* [Work required]: Locate every line in the records below that contains the word "frequency", and copy each one.

* [Provided records]:
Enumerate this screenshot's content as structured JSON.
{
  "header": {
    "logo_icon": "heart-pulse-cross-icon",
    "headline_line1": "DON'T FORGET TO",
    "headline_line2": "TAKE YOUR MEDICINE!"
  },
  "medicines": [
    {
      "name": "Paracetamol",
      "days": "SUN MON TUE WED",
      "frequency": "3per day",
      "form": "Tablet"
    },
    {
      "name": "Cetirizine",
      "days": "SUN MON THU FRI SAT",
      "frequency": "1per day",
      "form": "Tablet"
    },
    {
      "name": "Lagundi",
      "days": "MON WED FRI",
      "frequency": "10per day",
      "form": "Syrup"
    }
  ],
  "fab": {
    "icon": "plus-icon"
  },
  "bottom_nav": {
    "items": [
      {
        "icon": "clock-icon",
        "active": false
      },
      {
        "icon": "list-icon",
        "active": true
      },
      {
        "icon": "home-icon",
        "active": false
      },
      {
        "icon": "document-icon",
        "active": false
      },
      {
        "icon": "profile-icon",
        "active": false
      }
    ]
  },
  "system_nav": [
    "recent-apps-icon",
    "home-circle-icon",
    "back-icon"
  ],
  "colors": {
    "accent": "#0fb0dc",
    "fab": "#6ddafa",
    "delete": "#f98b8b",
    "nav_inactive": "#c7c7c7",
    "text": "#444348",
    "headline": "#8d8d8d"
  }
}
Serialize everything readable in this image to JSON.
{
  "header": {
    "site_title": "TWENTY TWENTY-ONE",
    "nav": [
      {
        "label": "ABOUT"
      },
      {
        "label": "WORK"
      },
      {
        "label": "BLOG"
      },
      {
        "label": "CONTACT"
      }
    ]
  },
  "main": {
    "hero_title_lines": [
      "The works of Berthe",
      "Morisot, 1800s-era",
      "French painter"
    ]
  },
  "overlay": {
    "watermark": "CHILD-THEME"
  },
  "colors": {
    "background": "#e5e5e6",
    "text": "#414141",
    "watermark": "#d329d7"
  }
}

* [Solution]:
      "frequency": "3per day",
      "frequency": "1per day",
      "frequency": "10per day",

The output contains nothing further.